## Problem description
Search the records for the word "исполнения" and pick out every line that has it.

▶

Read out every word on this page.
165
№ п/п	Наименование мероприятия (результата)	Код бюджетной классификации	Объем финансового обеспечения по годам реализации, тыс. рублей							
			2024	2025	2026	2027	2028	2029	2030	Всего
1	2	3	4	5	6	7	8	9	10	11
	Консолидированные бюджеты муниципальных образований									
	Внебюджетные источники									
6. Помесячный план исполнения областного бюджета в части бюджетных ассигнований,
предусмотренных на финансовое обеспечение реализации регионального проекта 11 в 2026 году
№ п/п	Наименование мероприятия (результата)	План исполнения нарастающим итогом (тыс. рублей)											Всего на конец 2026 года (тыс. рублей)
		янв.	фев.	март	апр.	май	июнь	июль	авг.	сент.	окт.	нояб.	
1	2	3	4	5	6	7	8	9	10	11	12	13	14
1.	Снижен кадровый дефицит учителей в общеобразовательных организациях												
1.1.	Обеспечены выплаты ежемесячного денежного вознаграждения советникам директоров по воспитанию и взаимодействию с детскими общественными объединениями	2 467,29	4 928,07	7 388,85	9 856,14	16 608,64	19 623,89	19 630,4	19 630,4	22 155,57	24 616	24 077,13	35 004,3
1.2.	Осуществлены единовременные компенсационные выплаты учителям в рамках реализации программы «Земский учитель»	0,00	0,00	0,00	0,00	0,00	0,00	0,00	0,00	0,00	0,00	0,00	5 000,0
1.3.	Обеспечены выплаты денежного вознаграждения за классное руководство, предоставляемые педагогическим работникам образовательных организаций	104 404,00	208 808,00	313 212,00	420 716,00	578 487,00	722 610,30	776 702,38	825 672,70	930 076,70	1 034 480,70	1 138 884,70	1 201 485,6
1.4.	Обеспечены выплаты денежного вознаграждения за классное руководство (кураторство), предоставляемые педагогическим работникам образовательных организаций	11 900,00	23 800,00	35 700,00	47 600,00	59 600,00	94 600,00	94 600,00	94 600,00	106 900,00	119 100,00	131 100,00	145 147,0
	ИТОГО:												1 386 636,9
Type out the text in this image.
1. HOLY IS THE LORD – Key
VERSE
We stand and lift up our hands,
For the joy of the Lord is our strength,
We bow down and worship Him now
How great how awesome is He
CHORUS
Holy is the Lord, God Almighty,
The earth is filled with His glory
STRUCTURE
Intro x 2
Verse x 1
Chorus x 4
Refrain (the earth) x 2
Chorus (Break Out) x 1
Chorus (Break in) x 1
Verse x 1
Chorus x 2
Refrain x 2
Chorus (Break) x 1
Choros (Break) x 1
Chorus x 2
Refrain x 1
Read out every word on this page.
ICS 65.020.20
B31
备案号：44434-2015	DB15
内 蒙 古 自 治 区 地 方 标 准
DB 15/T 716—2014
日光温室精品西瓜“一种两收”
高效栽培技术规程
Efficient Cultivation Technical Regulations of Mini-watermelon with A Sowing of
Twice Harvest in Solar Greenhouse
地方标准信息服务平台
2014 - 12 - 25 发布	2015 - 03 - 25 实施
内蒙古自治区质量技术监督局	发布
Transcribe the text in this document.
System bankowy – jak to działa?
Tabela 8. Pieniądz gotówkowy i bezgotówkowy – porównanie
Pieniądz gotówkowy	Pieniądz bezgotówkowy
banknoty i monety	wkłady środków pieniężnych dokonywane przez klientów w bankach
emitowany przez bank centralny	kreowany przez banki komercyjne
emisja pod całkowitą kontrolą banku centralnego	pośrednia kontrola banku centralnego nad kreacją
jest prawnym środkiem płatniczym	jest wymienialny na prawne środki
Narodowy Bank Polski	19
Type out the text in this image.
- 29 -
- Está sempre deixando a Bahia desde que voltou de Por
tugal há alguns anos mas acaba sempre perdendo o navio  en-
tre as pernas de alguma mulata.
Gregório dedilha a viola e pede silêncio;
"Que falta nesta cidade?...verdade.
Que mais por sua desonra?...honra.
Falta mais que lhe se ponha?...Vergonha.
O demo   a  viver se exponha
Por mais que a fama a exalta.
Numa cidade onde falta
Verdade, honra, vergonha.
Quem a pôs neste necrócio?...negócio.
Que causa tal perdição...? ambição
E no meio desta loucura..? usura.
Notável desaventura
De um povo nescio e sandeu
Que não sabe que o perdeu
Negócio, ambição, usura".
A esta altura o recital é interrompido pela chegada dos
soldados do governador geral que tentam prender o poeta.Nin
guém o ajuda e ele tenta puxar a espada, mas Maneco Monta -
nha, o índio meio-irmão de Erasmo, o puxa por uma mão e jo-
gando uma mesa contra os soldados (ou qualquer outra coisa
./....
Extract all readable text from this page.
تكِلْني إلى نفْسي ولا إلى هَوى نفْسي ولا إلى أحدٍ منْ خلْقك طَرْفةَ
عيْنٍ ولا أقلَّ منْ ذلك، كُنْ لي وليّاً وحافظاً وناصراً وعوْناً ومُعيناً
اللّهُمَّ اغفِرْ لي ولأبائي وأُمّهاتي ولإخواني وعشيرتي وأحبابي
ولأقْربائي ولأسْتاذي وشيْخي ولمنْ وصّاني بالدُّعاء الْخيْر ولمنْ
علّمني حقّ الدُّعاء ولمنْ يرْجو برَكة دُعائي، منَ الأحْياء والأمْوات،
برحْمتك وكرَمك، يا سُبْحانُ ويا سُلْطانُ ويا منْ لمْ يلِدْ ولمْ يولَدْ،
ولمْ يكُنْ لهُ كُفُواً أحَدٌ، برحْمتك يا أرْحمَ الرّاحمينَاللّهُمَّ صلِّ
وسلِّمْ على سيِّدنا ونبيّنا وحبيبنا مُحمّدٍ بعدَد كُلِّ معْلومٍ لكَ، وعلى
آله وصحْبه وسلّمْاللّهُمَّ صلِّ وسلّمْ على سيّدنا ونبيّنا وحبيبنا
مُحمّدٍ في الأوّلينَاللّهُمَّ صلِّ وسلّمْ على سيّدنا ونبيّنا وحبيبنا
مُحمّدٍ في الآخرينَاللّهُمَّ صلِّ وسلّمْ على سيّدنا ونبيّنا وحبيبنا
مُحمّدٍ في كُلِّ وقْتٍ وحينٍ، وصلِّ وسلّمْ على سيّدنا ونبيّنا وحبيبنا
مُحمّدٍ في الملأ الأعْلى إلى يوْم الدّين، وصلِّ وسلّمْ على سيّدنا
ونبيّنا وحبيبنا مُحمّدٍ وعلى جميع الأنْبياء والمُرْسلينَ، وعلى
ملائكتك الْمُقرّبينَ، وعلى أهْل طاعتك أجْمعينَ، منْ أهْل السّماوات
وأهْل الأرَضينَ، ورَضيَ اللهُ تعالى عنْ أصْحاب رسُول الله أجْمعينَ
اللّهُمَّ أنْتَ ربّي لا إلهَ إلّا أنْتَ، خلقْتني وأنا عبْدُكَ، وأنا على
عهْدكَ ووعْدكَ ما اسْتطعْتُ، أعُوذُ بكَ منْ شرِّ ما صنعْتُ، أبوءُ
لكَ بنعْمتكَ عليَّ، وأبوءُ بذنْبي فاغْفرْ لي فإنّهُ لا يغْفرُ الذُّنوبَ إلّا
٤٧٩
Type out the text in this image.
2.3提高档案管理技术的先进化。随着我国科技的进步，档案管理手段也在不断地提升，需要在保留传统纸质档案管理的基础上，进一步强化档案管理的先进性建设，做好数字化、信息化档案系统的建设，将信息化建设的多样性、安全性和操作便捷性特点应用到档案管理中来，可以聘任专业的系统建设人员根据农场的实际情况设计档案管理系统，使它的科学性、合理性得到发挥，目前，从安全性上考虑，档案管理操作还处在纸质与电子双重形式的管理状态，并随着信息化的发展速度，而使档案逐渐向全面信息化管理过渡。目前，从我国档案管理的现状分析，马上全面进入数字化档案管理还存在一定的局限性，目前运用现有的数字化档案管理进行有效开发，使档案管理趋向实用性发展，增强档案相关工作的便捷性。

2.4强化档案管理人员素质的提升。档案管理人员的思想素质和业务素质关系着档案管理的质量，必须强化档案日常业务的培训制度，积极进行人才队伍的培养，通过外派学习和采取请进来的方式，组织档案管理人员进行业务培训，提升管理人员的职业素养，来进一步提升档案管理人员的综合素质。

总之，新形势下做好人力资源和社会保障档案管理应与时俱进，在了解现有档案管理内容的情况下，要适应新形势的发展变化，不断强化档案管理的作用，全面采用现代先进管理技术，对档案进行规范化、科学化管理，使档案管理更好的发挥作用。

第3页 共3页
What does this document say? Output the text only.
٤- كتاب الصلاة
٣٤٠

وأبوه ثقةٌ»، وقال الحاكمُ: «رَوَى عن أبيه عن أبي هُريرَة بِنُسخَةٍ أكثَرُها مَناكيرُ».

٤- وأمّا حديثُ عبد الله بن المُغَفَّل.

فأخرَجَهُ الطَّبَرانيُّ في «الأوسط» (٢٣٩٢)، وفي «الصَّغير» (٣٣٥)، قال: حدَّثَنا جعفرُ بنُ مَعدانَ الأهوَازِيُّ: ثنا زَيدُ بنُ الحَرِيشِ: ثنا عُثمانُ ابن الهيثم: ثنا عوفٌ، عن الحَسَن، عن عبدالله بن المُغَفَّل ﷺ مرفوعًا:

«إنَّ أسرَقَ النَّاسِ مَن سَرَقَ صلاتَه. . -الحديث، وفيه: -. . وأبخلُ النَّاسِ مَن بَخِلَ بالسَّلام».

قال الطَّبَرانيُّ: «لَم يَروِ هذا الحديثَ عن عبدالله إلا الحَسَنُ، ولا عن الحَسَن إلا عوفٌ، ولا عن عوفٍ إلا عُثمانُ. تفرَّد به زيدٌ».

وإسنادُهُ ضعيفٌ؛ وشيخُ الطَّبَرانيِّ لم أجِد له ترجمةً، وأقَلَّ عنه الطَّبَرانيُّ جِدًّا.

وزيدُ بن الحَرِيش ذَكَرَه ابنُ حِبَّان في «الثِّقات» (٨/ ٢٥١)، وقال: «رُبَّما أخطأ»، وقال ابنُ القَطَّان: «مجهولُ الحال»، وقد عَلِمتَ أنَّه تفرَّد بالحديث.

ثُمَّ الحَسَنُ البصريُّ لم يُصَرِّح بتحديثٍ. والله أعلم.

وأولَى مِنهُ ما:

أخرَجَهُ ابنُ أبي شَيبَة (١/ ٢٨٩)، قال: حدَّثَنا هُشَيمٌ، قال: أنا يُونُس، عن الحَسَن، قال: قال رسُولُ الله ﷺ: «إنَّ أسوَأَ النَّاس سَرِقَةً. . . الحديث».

◀

## In response
6. Помесячный план исполнения областного бюджета в части бюджетных ассигнований,
№ п/п	Наименование мероприятия (результата)	План исполнения нарастающим итогом (тыс. рублей)											Всего на конец 2026 года (тыс. рублей)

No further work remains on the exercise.